=== Written problem ===
Copy all lines below exactly as written. Leave pictures out.

# Dataset records start

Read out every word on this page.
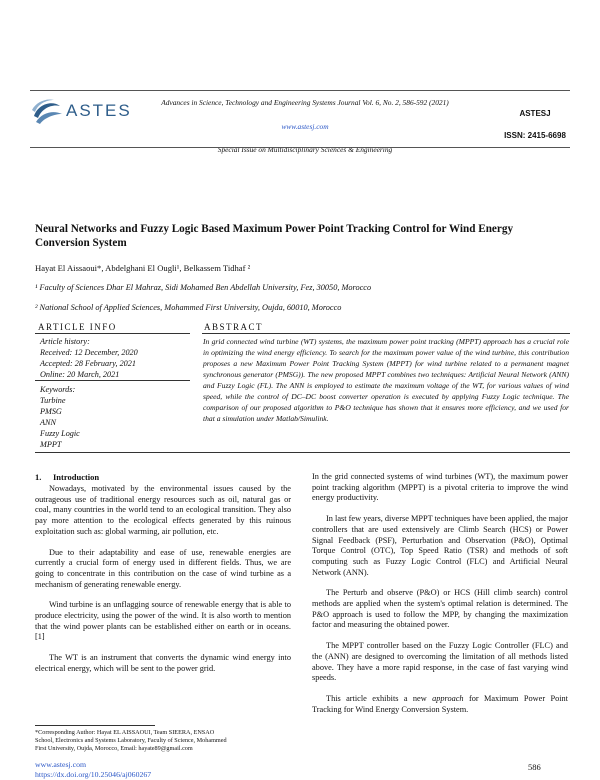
ASTES	Advances in Science, Technology and Engineering Systems Journal Vol. 6, No. 2, 586-592 (2021)
www.astesj.com
Special Issue on Multidisciplinary Sciences & Engineering
ASTESJ
ISSN: 2415-6698
Neural Networks and Fuzzy Logic Based Maximum Power Point Tracking Control for Wind Energy Conversion System
Hayat El Aissaoui*, Abdelghani El Ougli¹, Belkassem Tidhaf ²
¹ Faculty of Sciences Dhar El Mahraz, Sidi Mohamed Ben Abdellah University, Fez, 30050, Morocco
² National School of Applied Sciences, Mohammed First University, Oujda, 60010, Morocco
ARTICLE INFO	ABSTRACT
Article history:
Received: 12 December, 2020
Accepted: 28 February, 2021
Online: 20 March, 2021
Keywords:
Turbine
PMSG
ANN
Fuzzy Logic
MPPT
In grid connected wind turbine (WT) systems, the maximum power point tracking (MPPT) approach has a crucial role in optimizing the wind energy efficiency. To search for the maximum power value of the wind turbine, this contribution proposes a new Maximum Power Point Tracking System (MPPT) for wind turbine related to a permanent magnet synchronous generator (PMSG)). The new proposed MPPT combines two techniques: Artificial Neural Network (ANN) and Fuzzy Logic (FL). The ANN is employed to estimate the maximum voltage of the WT, for various values of wind speed, while the control of DC–DC boost converter operation is executed by applying Fuzzy Logic technique. The comparison of our proposed algorithm to P&O technique has shown that it ensures more efficiency, and we used for that a simulation under Matlab/Simulink.
1. Introduction

Nowadays, motivated by the environmental issues caused by the outrageous use of traditional energy resources such as oil, natural gas or coal, many countries in the world tend to an ecological transition. They also pay more attention to the ecological effects generated by this ruinous exploitation such as: global warming, air pollution, etc.

Due to their adaptability and ease of use, renewable energies are currently a crucial form of energy used in different fields. Thus, we are going to concentrate in this contribution on the case of wind turbine as a mechanism of generating renewable energy.

Wind turbine is an unflagging source of renewable energy that is able to produce electricity, using the power of the wind. It is also worth to mention that the wind power plants can be established either on earth or in oceans. [1]

The WT is an instrument that converts the dynamic wind energy into electrical energy, which will be sent to the power grid.

In the grid connected systems of wind turbines (WT), the maximum power point tracking algorithm (MPPT) is a pivotal criteria to improve the wind energy productivity.

In last few years, diverse MPPT techniques have been applied, the major controllers that are used extensively are Climb Search (HCS) or Power Signal Feedback (PSF), Perturbation and Observation (P&O), Optimal Torque Control (OTC), Top Speed Ratio (TSR) and methods of soft computing such as Fuzzy Logic Control (FLC) and Artificial Neural Network (ANN).

The Perturb and observe (P&O) or HCS (Hill climb search) control methods are applied when the system's optimal relation is determined. The P&O approach is used to follow the MPP, by changing the maximization factor and measuring the obtained power.

The MPPT controller based on the Fuzzy Logic Controller (FLC) and the (ANN) are designed to overcoming the limitation of all methods listed above. They have a more rapid response, in the case of fast varying wind speeds.

This article exhibits a new approach for Maximum Power Point Tracking for Wind Energy Conversion System.

*Corresponding Author: Hayat EL AISSAOUI, Team SIEERA, ENSAO
School, Electronics and Systems Laboratory, Faculty of Science, Mohammed
First University, Oujda, Morocco, Email: hayate89@gmail.com
www.astesj.com
https://dx.doi.org/10.25046/aj060267
586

# Dataset records end

=== Response for this exercise ===
Read out every word on this page.
ASTES	Advances in Science, Technology and Engineering Systems Journal Vol. 6, No. 2, 586-592 (2021)
www.astesj.com
Special Issue on Multidisciplinary Sciences & Engineering
ASTESJ
ISSN: 2415-6698
Neural Networks and Fuzzy Logic Based Maximum Power Point Tracking Control for Wind Energy Conversion System
Hayat El Aissaoui*, Abdelghani El Ougli¹, Belkassem Tidhaf ²
¹ Faculty of Sciences Dhar El Mahraz, Sidi Mohamed Ben Abdellah University, Fez, 30050, Morocco
² National School of Applied Sciences, Mohammed First University, Oujda, 60010, Morocco
ARTICLE INFO	ABSTRACT
Article history:
Received: 12 December, 2020
Accepted: 28 February, 2021
Online: 20 March, 2021
Keywords:
Turbine
PMSG
ANN
Fuzzy Logic
MPPT
In grid connected wind turbine (WT) systems, the maximum power point tracking (MPPT) approach has a crucial role in optimizing the wind energy efficiency. To search for the maximum power value of the wind turbine, this contribution proposes a new Maximum Power Point Tracking System (MPPT) for wind turbine related to a permanent magnet synchronous generator (PMSG)). The new proposed MPPT combines two techniques: Artificial Neural Network (ANN) and Fuzzy Logic (FL). The ANN is employed to estimate the maximum voltage of the WT, for various values of wind speed, while the control of DC–DC boost converter operation is executed by applying Fuzzy Logic technique. The comparison of our proposed algorithm to P&O technique has shown that it ensures more efficiency, and we used for that a simulation under Matlab/Simulink.
1. Introduction

Nowadays, motivated by the environmental issues caused by the outrageous use of traditional energy resources such as oil, natural gas or coal, many countries in the world tend to an ecological transition. They also pay more attention to the ecological effects generated by this ruinous exploitation such as: global warming, air pollution, etc.

Due to their adaptability and ease of use, renewable energies are currently a crucial form of energy used in different fields. Thus, we are going to concentrate in this contribution on the case of wind turbine as a mechanism of generating renewable energy.

Wind turbine is an unflagging source of renewable energy that is able to produce electricity, using the power of the wind. It is also worth to mention that the wind power plants can be established either on earth or in oceans. [1]

The WT is an instrument that converts the dynamic wind energy into electrical energy, which will be sent to the power grid.

In the grid connected systems of wind turbines (WT), the maximum power point tracking algorithm (MPPT) is a pivotal criteria to improve the wind energy productivity.

In last few years, diverse MPPT techniques have been applied, the major controllers that are used extensively are Climb Search (HCS) or Power Signal Feedback (PSF), Perturbation and Observation (P&O), Optimal Torque Control (OTC), Top Speed Ratio (TSR) and methods of soft computing such as Fuzzy Logic Control (FLC) and Artificial Neural Network (ANN).

The Perturb and observe (P&O) or HCS (Hill climb search) control methods are applied when the system's optimal relation is determined. The P&O approach is used to follow the MPP, by changing the maximization factor and measuring the obtained power.

The MPPT controller based on the Fuzzy Logic Controller (FLC) and the (ANN) are designed to overcoming the limitation of all methods listed above. They have a more rapid response, in the case of fast varying wind speeds.

This article exhibits a new approach for Maximum Power Point Tracking for Wind Energy Conversion System.

*Corresponding Author: Hayat EL AISSAOUI, Team SIEERA, ENSAO
School, Electronics and Systems Laboratory, Faculty of Science, Mohammed
First University, Oujda, Morocco, Email: hayate89@gmail.com
www.astesj.com
https://dx.doi.org/10.25046/aj060267
586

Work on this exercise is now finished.